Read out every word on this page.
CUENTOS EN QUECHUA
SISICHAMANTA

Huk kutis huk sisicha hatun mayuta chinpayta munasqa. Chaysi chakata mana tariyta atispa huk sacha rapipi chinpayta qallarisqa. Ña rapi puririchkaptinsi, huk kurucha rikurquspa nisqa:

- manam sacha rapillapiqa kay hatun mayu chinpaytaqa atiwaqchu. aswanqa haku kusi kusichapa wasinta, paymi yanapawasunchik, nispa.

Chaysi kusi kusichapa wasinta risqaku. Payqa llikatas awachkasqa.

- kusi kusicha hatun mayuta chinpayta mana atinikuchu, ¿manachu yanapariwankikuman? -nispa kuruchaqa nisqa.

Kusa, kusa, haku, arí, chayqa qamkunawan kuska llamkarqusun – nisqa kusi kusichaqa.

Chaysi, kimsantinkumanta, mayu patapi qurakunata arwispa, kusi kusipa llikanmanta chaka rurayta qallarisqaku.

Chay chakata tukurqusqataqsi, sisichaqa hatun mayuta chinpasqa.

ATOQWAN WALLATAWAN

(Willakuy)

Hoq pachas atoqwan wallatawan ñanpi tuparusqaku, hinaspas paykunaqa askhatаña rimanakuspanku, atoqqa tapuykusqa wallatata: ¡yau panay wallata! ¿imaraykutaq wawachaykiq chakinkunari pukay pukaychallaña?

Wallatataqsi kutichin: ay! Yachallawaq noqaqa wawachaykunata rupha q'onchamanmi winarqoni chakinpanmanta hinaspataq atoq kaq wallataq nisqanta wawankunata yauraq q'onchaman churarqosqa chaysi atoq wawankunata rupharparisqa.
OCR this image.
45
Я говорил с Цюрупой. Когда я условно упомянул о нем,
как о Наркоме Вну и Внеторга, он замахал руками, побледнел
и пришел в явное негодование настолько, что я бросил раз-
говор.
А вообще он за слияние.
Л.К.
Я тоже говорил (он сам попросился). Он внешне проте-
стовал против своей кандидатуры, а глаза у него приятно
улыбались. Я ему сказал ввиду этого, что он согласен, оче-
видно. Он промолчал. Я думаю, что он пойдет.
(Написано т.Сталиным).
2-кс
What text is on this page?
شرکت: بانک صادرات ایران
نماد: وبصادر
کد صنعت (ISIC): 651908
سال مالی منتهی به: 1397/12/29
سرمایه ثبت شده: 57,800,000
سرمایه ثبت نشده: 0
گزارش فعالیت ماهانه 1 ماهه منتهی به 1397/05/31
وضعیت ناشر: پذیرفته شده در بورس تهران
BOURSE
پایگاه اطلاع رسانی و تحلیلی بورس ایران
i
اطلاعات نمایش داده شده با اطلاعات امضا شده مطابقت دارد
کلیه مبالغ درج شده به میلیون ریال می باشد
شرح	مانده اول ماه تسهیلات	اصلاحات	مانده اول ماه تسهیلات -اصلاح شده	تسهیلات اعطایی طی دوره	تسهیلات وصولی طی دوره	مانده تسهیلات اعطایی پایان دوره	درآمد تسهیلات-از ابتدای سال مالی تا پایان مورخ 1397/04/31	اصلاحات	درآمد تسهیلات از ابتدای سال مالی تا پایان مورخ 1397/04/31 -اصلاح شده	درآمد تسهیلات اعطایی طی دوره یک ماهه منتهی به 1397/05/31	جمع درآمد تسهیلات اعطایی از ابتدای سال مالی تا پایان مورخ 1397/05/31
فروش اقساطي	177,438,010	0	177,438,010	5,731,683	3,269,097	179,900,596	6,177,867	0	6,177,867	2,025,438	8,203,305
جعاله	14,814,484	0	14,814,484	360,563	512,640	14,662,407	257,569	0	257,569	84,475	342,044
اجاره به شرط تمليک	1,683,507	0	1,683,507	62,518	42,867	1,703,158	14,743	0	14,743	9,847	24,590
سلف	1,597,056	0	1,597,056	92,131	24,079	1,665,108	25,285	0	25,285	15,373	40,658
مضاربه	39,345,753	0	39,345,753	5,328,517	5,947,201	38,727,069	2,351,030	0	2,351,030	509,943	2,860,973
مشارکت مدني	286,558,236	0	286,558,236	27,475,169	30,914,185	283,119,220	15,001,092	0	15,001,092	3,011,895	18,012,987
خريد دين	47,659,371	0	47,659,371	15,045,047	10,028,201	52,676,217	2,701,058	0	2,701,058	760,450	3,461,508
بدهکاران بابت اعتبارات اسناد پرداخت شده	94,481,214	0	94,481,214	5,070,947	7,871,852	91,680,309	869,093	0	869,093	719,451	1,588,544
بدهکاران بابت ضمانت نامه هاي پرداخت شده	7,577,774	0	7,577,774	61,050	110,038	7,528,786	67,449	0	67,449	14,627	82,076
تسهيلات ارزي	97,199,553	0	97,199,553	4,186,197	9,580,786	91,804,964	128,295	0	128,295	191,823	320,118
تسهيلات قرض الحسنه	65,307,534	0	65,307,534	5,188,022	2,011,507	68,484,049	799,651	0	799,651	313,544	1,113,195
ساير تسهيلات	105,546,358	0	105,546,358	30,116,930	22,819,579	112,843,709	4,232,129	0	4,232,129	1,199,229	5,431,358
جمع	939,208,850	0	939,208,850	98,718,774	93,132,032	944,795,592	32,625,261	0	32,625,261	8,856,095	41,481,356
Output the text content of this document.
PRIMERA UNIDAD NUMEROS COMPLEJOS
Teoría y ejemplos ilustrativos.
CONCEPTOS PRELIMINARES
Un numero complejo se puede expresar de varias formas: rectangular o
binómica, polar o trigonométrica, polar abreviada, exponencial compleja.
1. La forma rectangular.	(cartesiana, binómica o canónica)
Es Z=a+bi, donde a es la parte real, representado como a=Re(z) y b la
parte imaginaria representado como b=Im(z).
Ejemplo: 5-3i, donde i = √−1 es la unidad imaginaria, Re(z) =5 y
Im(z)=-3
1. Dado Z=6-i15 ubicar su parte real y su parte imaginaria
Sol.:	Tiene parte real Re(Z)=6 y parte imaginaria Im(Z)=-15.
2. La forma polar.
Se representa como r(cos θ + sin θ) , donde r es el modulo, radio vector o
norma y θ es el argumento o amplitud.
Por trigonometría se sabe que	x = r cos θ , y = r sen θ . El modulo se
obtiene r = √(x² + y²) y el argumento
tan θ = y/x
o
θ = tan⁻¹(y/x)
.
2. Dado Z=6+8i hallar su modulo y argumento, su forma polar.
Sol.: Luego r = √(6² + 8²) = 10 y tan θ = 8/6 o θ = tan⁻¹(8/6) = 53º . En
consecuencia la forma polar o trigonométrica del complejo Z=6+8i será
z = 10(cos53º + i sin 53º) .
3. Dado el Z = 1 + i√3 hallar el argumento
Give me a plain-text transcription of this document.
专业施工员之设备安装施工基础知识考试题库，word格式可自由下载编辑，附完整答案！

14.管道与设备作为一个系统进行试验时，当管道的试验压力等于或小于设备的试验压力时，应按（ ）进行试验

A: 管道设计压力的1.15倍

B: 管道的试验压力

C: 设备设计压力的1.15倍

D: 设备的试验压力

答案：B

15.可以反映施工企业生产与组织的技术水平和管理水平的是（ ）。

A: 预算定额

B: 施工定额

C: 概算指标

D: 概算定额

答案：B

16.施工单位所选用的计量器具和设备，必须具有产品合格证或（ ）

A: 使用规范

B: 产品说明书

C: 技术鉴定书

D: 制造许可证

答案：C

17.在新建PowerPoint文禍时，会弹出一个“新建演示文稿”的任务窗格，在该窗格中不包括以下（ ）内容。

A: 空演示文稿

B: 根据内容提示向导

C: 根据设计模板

- **TASK TO CARRY OUT**:
Go through the records and print each one exactly.

- **WRITTEN ANSWER**:
Read out every word on this page.
CUENTOS EN QUECHUA
SISICHAMANTA

Huk kutis huk sisicha hatun mayuta chinpayta munasqa. Chaysi chakata mana tariyta atispa huk sacha rapipi chinpayta qallarisqa. Ña rapi puririchkaptinsi, huk kurucha rikurquspa nisqa:

- manam sacha rapillapiqa kay hatun mayu chinpaytaqa atiwaqchu. aswanqa haku kusi kusichapa wasinta, paymi yanapawasunchik, nispa.

Chaysi kusi kusichapa wasinta risqaku. Payqa llikatas awachkasqa.

- kusi kusicha hatun mayuta chinpayta mana atinikuchu, ¿manachu yanapariwankikuman? -nispa kuruchaqa nisqa.

Kusa, kusa, haku, arí, chayqa qamkunawan kuska llamkarqusun – nisqa kusi kusichaqa.

Chaysi, kimsantinkumanta, mayu patapi qurakunata arwispa, kusi kusipa llikanmanta chaka rurayta qallarisqaku.

Chay chakata tukurqusqataqsi, sisichaqa hatun mayuta chinpasqa.

ATOQWAN WALLATAWAN

(Willakuy)

Hoq pachas atoqwan wallatawan ñanpi tuparusqaku, hinaspas paykunaqa askhatаña rimanakuspanku, atoqqa tapuykusqa wallatata: ¡yau panay wallata! ¿imaraykutaq wawachaykiq chakinkunari pukay pukaychallaña?

Wallatataqsi kutichin: ay! Yachallawaq noqaqa wawachaykunata rupha q'onchamanmi winarqoni chakinpanmanta hinaspataq atoq kaq wallataq nisqanta wawankunata yauraq q'onchaman churarqosqa chaysi atoq wawankunata rupharparisqa.
OCR this image.
45
Я говорил с Цюрупой. Когда я условно упомянул о нем,
как о Наркоме Вну и Внеторга, он замахал руками, побледнел
и пришел в явное негодование настолько, что я бросил раз-
говор.
А вообще он за слияние.
Л.К.
Я тоже говорил (он сам попросился). Он внешне проте-
стовал против своей кандидатуры, а глаза у него приятно
улыбались. Я ему сказал ввиду этого, что он согласен, оче-
видно. Он промолчал. Я думаю, что он пойдет.
(Написано т.Сталиным).
2-кс
What text is on this page?
شرکت: بانک صادرات ایران
نماد: وبصادر
کد صنعت (ISIC): 651908
سال مالی منتهی به: 1397/12/29
سرمایه ثبت شده: 57,800,000
سرمایه ثبت نشده: 0
گزارش فعالیت ماهانه 1 ماهه منتهی به 1397/05/31
وضعیت ناشر: پذیرفته شده در بورس تهران
BOURSE
پایگاه اطلاع رسانی و تحلیلی بورس ایران
i
اطلاعات نمایش داده شده با اطلاعات امضا شده مطابقت دارد
کلیه مبالغ درج شده به میلیون ریال می باشد
شرح	مانده اول ماه تسهیلات	اصلاحات	مانده اول ماه تسهیلات -اصلاح شده	تسهیلات اعطایی طی دوره	تسهیلات وصولی طی دوره	مانده تسهیلات اعطایی پایان دوره	درآمد تسهیلات-از ابتدای سال مالی تا پایان مورخ 1397/04/31	اصلاحات	درآمد تسهیلات از ابتدای سال مالی تا پایان مورخ 1397/04/31 -اصلاح شده	درآمد تسهیلات اعطایی طی دوره یک ماهه منتهی به 1397/05/31	جمع درآمد تسهیلات اعطایی از ابتدای سال مالی تا پایان مورخ 1397/05/31
فروش اقساطي	177,438,010	0	177,438,010	5,731,683	3,269,097	179,900,596	6,177,867	0	6,177,867	2,025,438	8,203,305
جعاله	14,814,484	0	14,814,484	360,563	512,640	14,662,407	257,569	0	257,569	84,475	342,044
اجاره به شرط تمليک	1,683,507	0	1,683,507	62,518	42,867	1,703,158	14,743	0	14,743	9,847	24,590
سلف	1,597,056	0	1,597,056	92,131	24,079	1,665,108	25,285	0	25,285	15,373	40,658
مضاربه	39,345,753	0	39,345,753	5,328,517	5,947,201	38,727,069	2,351,030	0	2,351,030	509,943	2,860,973
مشارکت مدني	286,558,236	0	286,558,236	27,475,169	30,914,185	283,119,220	15,001,092	0	15,001,092	3,011,895	18,012,987
خريد دين	47,659,371	0	47,659,371	15,045,047	10,028,201	52,676,217	2,701,058	0	2,701,058	760,450	3,461,508
بدهکاران بابت اعتبارات اسناد پرداخت شده	94,481,214	0	94,481,214	5,070,947	7,871,852	91,680,309	869,093	0	869,093	719,451	1,588,544
بدهکاران بابت ضمانت نامه هاي پرداخت شده	7,577,774	0	7,577,774	61,050	110,038	7,528,786	67,449	0	67,449	14,627	82,076
تسهيلات ارزي	97,199,553	0	97,199,553	4,186,197	9,580,786	91,804,964	128,295	0	128,295	191,823	320,118
تسهيلات قرض الحسنه	65,307,534	0	65,307,534	5,188,022	2,011,507	68,484,049	799,651	0	799,651	313,544	1,113,195
ساير تسهيلات	105,546,358	0	105,546,358	30,116,930	22,819,579	112,843,709	4,232,129	0	4,232,129	1,199,229	5,431,358
جمع	939,208,850	0	939,208,850	98,718,774	93,132,032	944,795,592	32,625,261	0	32,625,261	8,856,095	41,481,356
Output the text content of this document.
PRIMERA UNIDAD NUMEROS COMPLEJOS
Teoría y ejemplos ilustrativos.
CONCEPTOS PRELIMINARES
Un numero complejo se puede expresar de varias formas: rectangular o
binómica, polar o trigonométrica, polar abreviada, exponencial compleja.
1. La forma rectangular.	(cartesiana, binómica o canónica)
Es Z=a+bi, donde a es la parte real, representado como a=Re(z) y b la
parte imaginaria representado como b=Im(z).
Ejemplo: 5-3i, donde i = √−1 es la unidad imaginaria, Re(z) =5 y
Im(z)=-3
1. Dado Z=6-i15 ubicar su parte real y su parte imaginaria
Sol.:	Tiene parte real Re(Z)=6 y parte imaginaria Im(Z)=-15.
2. La forma polar.
Se representa como r(cos θ + sin θ) , donde r es el modulo, radio vector o
norma y θ es el argumento o amplitud.
Por trigonometría se sabe que	x = r cos θ , y = r sen θ . El modulo se
obtiene r = √(x² + y²) y el argumento
tan θ = y/x
o
θ = tan⁻¹(y/x)
.
2. Dado Z=6+8i hallar su modulo y argumento, su forma polar.
Sol.: Luego r = √(6² + 8²) = 10 y tan θ = 8/6 o θ = tan⁻¹(8/6) = 53º . En
consecuencia la forma polar o trigonométrica del complejo Z=6+8i será
z = 10(cos53º + i sin 53º) .
3. Dado el Z = 1 + i√3 hallar el argumento
Give me a plain-text transcription of this document.
专业施工员之设备安装施工基础知识考试题库，word格式可自由下载编辑，附完整答案！

14.管道与设备作为一个系统进行试验时，当管道的试验压力等于或小于设备的试验压力时，应按（ ）进行试验

A: 管道设计压力的1.15倍

B: 管道的试验压力

C: 设备设计压力的1.15倍

D: 设备的试验压力

答案：B

15.可以反映施工企业生产与组织的技术水平和管理水平的是（ ）。

A: 预算定额

B: 施工定额

C: 概算指标

D: 概算定额

答案：B

16.施工单位所选用的计量器具和设备，必须具有产品合格证或（ ）

A: 使用规范

B: 产品说明书

C: 技术鉴定书

D: 制造许可证

答案：C

17.在新建PowerPoint文禍时，会弹出一个“新建演示文稿”的任务窗格，在该窗格中不包括以下（ ）内容。

A: 空演示文稿

B: 根据内容提示向导

C: 根据设计模板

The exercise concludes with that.